* _YOUR GOAL_: Please output the lines shown below exactly as they appear.

* _DATA EXTRACT_:

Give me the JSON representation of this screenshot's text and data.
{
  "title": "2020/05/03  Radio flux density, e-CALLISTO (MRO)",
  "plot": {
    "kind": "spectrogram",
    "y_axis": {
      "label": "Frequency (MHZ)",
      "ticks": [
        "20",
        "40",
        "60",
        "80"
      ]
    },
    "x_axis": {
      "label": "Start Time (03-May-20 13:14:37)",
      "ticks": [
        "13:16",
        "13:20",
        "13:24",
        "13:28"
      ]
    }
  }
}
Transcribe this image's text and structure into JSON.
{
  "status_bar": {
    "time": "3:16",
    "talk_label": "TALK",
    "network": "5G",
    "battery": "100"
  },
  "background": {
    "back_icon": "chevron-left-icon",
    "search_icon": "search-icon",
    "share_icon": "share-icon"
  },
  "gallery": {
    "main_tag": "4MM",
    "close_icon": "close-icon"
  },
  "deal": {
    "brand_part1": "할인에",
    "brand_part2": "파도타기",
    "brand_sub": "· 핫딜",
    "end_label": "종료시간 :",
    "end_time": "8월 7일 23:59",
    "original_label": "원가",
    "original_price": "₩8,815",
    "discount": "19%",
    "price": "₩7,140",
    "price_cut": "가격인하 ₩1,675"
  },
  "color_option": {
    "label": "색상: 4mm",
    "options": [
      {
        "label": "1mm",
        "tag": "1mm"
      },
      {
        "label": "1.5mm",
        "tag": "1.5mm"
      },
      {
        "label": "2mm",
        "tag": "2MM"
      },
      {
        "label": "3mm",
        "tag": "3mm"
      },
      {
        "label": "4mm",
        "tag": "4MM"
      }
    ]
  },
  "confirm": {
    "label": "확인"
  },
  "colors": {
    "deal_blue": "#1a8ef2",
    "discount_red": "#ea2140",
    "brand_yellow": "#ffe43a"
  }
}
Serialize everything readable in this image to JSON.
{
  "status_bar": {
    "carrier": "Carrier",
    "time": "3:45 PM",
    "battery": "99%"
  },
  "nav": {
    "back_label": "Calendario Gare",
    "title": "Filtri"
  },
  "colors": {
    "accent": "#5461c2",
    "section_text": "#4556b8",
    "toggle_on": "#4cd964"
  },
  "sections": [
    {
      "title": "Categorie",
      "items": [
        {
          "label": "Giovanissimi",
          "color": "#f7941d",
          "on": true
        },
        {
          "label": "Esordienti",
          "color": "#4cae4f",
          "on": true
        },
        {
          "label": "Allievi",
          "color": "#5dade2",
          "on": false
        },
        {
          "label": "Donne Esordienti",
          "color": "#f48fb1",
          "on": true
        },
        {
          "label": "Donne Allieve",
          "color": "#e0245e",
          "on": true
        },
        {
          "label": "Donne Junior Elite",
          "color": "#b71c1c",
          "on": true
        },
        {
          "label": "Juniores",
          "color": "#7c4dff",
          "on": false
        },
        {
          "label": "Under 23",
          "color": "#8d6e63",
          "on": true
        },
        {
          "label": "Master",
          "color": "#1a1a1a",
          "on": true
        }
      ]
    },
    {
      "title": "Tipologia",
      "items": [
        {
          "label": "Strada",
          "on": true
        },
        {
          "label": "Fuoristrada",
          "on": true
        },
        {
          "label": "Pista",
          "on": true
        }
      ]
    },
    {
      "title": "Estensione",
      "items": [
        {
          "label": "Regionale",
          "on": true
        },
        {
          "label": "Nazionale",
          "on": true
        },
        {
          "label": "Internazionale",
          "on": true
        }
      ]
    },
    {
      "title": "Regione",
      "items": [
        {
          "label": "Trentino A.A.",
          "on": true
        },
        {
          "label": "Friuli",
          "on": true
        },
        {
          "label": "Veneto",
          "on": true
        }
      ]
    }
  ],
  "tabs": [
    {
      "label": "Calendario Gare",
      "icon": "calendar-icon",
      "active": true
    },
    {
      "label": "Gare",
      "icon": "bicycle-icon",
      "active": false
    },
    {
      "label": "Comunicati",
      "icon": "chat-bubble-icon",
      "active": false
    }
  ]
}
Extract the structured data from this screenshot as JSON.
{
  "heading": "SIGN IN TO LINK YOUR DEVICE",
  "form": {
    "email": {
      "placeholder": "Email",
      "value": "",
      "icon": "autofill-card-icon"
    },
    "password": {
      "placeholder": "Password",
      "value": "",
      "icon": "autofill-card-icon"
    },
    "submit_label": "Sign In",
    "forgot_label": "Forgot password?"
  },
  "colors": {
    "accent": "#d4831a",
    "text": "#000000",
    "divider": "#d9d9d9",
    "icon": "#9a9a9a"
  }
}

* _WRITTEN ANSWER_:
Give me the JSON representation of this screenshot's text and data.
{
  "title": "2020/05/03  Radio flux density, e-CALLISTO (MRO)",
  "plot": {
    "kind": "spectrogram",
    "y_axis": {
      "label": "Frequency (MHZ)",
      "ticks": [
        "20",
        "40",
        "60",
        "80"
      ]
    },
    "x_axis": {
      "label": "Start Time (03-May-20 13:14:37)",
      "ticks": [
        "13:16",
        "13:20",
        "13:24",
        "13:28"
      ]
    }
  }
}
Transcribe this image's text and structure into JSON.
{
  "status_bar": {
    "time": "3:16",
    "talk_label": "TALK",
    "network": "5G",
    "battery": "100"
  },
  "background": {
    "back_icon": "chevron-left-icon",
    "search_icon": "search-icon",
    "share_icon": "share-icon"
  },
  "gallery": {
    "main_tag": "4MM",
    "close_icon": "close-icon"
  },
  "deal": {
    "brand_part1": "할인에",
    "brand_part2": "파도타기",
    "brand_sub": "· 핫딜",
    "end_label": "종료시간 :",
    "end_time": "8월 7일 23:59",
    "original_label": "원가",
    "original_price": "₩8,815",
    "discount": "19%",
    "price": "₩7,140",
    "price_cut": "가격인하 ₩1,675"
  },
  "color_option": {
    "label": "색상: 4mm",
    "options": [
      {
        "label": "1mm",
        "tag": "1mm"
      },
      {
        "label": "1.5mm",
        "tag": "1.5mm"
      },
      {
        "label": "2mm",
        "tag": "2MM"
      },
      {
        "label": "3mm",
        "tag": "3mm"
      },
      {
        "label": "4mm",
        "tag": "4MM"
      }
    ]
  },
  "confirm": {
    "label": "확인"
  },
  "colors": {
    "deal_blue": "#1a8ef2",
    "discount_red": "#ea2140",
    "brand_yellow": "#ffe43a"
  }
}
Serialize everything readable in this image to JSON.
{
  "status_bar": {
    "carrier": "Carrier",
    "time": "3:45 PM",
    "battery": "99%"
  },
  "nav": {
    "back_label": "Calendario Gare",
    "title": "Filtri"
  },
  "colors": {
    "accent": "#5461c2",
    "section_text": "#4556b8",
    "toggle_on": "#4cd964"
  },
  "sections": [
    {
      "title": "Categorie",
      "items": [
        {
          "label": "Giovanissimi",
          "color": "#f7941d",
          "on": true
        },
        {
          "label": "Esordienti",
          "color": "#4cae4f",
          "on": true
        },
        {
          "label": "Allievi",
          "color": "#5dade2",
          "on": false
        },
        {
          "label": "Donne Esordienti",
          "color": "#f48fb1",
          "on": true
        },
        {
          "label": "Donne Allieve",
          "color": "#e0245e",
          "on": true
        },
        {
          "label": "Donne Junior Elite",
          "color": "#b71c1c",
          "on": true
        },
        {
          "label": "Juniores",
          "color": "#7c4dff",
          "on": false
        },
        {
          "label": "Under 23",
          "color": "#8d6e63",
          "on": true
        },
        {
          "label": "Master",
          "color": "#1a1a1a",
          "on": true
        }
      ]
    },
    {
      "title": "Tipologia",
      "items": [
        {
          "label": "Strada",
          "on": true
        },
        {
          "label": "Fuoristrada",
          "on": true
        },
        {
          "label": "Pista",
          "on": true
        }
      ]
    },
    {
      "title": "Estensione",
      "items": [
        {
          "label": "Regionale",
          "on": true
        },
        {
          "label": "Nazionale",
          "on": true
        },
        {
          "label": "Internazionale",
          "on": true
        }
      ]
    },
    {
      "title": "Regione",
      "items": [
        {
          "label": "Trentino A.A.",
          "on": true
        },
        {
          "label": "Friuli",
          "on": true
        },
        {
          "label": "Veneto",
          "on": true
        }
      ]
    }
  ],
  "tabs": [
    {
      "label": "Calendario Gare",
      "icon": "calendar-icon",
      "active": true
    },
    {
      "label": "Gare",
      "icon": "bicycle-icon",
      "active": false
    },
    {
      "label": "Comunicati",
      "icon": "chat-bubble-icon",
      "active": false
    }
  ]
}
Extract the structured data from this screenshot as JSON.
{
  "heading": "SIGN IN TO LINK YOUR DEVICE",
  "form": {
    "email": {
      "placeholder": "Email",
      "value": "",
      "icon": "autofill-card-icon"
    },
    "password": {
      "placeholder": "Password",
      "value": "",
      "icon": "autofill-card-icon"
    },
    "submit_label": "Sign In",
    "forgot_label": "Forgot password?"
  },
  "colors": {
    "accent": "#d4831a",
    "text": "#000000",
    "divider": "#d9d9d9",
    "icon": "#9a9a9a"
  }
}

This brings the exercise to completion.